### WHAT THE EXERCISE ASKS
Every entry needs to be reproduced exactly.
───── EXTRACTED MATERIAL ─────
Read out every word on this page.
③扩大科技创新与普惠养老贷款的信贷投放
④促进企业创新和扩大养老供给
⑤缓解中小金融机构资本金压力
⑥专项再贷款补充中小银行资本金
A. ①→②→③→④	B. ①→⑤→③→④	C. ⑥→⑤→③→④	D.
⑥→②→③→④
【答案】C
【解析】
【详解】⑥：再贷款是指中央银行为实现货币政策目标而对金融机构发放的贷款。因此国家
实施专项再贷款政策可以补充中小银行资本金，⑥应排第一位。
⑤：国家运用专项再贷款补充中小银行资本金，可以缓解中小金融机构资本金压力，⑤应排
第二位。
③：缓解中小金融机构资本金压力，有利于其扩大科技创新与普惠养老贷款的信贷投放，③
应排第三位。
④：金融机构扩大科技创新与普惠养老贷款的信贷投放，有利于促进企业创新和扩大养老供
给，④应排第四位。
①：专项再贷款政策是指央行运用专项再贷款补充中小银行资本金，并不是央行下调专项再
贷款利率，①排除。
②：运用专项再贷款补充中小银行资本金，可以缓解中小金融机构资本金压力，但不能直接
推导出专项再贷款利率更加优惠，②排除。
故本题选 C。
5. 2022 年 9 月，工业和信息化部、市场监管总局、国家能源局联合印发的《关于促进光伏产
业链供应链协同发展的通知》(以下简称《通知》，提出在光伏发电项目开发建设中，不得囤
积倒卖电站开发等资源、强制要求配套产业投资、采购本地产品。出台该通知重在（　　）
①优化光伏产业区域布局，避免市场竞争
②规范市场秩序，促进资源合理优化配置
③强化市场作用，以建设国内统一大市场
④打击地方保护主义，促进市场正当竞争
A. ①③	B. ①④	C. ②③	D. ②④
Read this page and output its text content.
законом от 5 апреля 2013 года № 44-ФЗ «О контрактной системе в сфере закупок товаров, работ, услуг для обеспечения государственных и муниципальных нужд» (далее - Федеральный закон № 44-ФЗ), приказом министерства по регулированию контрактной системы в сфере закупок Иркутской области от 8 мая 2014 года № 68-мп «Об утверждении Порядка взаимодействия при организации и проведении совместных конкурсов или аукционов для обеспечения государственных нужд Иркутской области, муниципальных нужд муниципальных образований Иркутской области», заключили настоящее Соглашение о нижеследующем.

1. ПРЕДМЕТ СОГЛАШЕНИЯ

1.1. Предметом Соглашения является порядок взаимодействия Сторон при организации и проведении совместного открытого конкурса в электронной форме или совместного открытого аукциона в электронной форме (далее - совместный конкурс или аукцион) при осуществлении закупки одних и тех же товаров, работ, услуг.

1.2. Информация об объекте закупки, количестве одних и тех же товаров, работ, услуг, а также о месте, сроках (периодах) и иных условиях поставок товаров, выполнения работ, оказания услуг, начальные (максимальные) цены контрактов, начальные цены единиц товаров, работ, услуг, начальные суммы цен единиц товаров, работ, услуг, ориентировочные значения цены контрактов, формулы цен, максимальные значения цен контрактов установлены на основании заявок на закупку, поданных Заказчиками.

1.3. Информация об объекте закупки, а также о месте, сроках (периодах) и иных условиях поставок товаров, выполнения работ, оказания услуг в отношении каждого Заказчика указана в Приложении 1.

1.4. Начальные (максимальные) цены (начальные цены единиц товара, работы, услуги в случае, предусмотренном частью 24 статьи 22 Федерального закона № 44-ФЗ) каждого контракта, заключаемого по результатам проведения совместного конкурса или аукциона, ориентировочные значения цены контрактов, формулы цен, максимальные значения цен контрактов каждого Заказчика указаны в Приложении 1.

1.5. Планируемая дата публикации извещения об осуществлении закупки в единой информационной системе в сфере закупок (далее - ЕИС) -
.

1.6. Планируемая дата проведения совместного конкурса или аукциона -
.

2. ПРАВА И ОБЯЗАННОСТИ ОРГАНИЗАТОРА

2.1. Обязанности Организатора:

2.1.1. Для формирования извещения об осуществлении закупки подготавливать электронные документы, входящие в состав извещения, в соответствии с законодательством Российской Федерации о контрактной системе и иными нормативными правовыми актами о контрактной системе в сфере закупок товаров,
─────
### OUTPUT FOR THIS TASK
Read out every word on this page.
③扩大科技创新与普惠养老贷款的信贷投放
④促进企业创新和扩大养老供给
⑤缓解中小金融机构资本金压力
⑥专项再贷款补充中小银行资本金
A. ①→②→③→④	B. ①→⑤→③→④	C. ⑥→⑤→③→④	D.
⑥→②→③→④
【答案】C
【解析】
【详解】⑥：再贷款是指中央银行为实现货币政策目标而对金融机构发放的贷款。因此国家
实施专项再贷款政策可以补充中小银行资本金，⑥应排第一位。
⑤：国家运用专项再贷款补充中小银行资本金，可以缓解中小金融机构资本金压力，⑤应排
第二位。
③：缓解中小金融机构资本金压力，有利于其扩大科技创新与普惠养老贷款的信贷投放，③
应排第三位。
④：金融机构扩大科技创新与普惠养老贷款的信贷投放，有利于促进企业创新和扩大养老供
给，④应排第四位。
①：专项再贷款政策是指央行运用专项再贷款补充中小银行资本金，并不是央行下调专项再
贷款利率，①排除。
②：运用专项再贷款补充中小银行资本金，可以缓解中小金融机构资本金压力，但不能直接
推导出专项再贷款利率更加优惠，②排除。
故本题选 C。
5. 2022 年 9 月，工业和信息化部、市场监管总局、国家能源局联合印发的《关于促进光伏产
业链供应链协同发展的通知》(以下简称《通知》，提出在光伏发电项目开发建设中，不得囤
积倒卖电站开发等资源、强制要求配套产业投资、采购本地产品。出台该通知重在（　　）
①优化光伏产业区域布局，避免市场竞争
②规范市场秩序，促进资源合理优化配置
③强化市场作用，以建设国内统一大市场
④打击地方保护主义，促进市场正当竞争
A. ①③	B. ①④	C. ②③	D. ②④
Read this page and output its text content.
законом от 5 апреля 2013 года № 44-ФЗ «О контрактной системе в сфере закупок товаров, работ, услуг для обеспечения государственных и муниципальных нужд» (далее - Федеральный закон № 44-ФЗ), приказом министерства по регулированию контрактной системы в сфере закупок Иркутской области от 8 мая 2014 года № 68-мп «Об утверждении Порядка взаимодействия при организации и проведении совместных конкурсов или аукционов для обеспечения государственных нужд Иркутской области, муниципальных нужд муниципальных образований Иркутской области», заключили настоящее Соглашение о нижеследующем.

1. ПРЕДМЕТ СОГЛАШЕНИЯ

1.1. Предметом Соглашения является порядок взаимодействия Сторон при организации и проведении совместного открытого конкурса в электронной форме или совместного открытого аукциона в электронной форме (далее - совместный конкурс или аукцион) при осуществлении закупки одних и тех же товаров, работ, услуг.

1.2. Информация об объекте закупки, количестве одних и тех же товаров, работ, услуг, а также о месте, сроках (периодах) и иных условиях поставок товаров, выполнения работ, оказания услуг, начальные (максимальные) цены контрактов, начальные цены единиц товаров, работ, услуг, начальные суммы цен единиц товаров, работ, услуг, ориентировочные значения цены контрактов, формулы цен, максимальные значения цен контрактов установлены на основании заявок на закупку, поданных Заказчиками.

1.3. Информация об объекте закупки, а также о месте, сроках (периодах) и иных условиях поставок товаров, выполнения работ, оказания услуг в отношении каждого Заказчика указана в Приложении 1.

1.4. Начальные (максимальные) цены (начальные цены единиц товара, работы, услуги в случае, предусмотренном частью 24 статьи 22 Федерального закона № 44-ФЗ) каждого контракта, заключаемого по результатам проведения совместного конкурса или аукциона, ориентировочные значения цены контрактов, формулы цен, максимальные значения цен контрактов каждого Заказчика указаны в Приложении 1.

1.5. Планируемая дата публикации извещения об осуществлении закупки в единой информационной системе в сфере закупок (далее - ЕИС) -
.

1.6. Планируемая дата проведения совместного конкурса или аукциона -
.

2. ПРАВА И ОБЯЗАННОСТИ ОРГАНИЗАТОРА

2.1. Обязанности Организатора:

2.1.1. Для формирования извещения об осуществлении закупки подготавливать электронные документы, входящие в состав извещения, в соответствии с законодательством Российской Федерации о контрактной системе и иными нормативными правовыми актами о контрактной системе в сфере закупок товаров,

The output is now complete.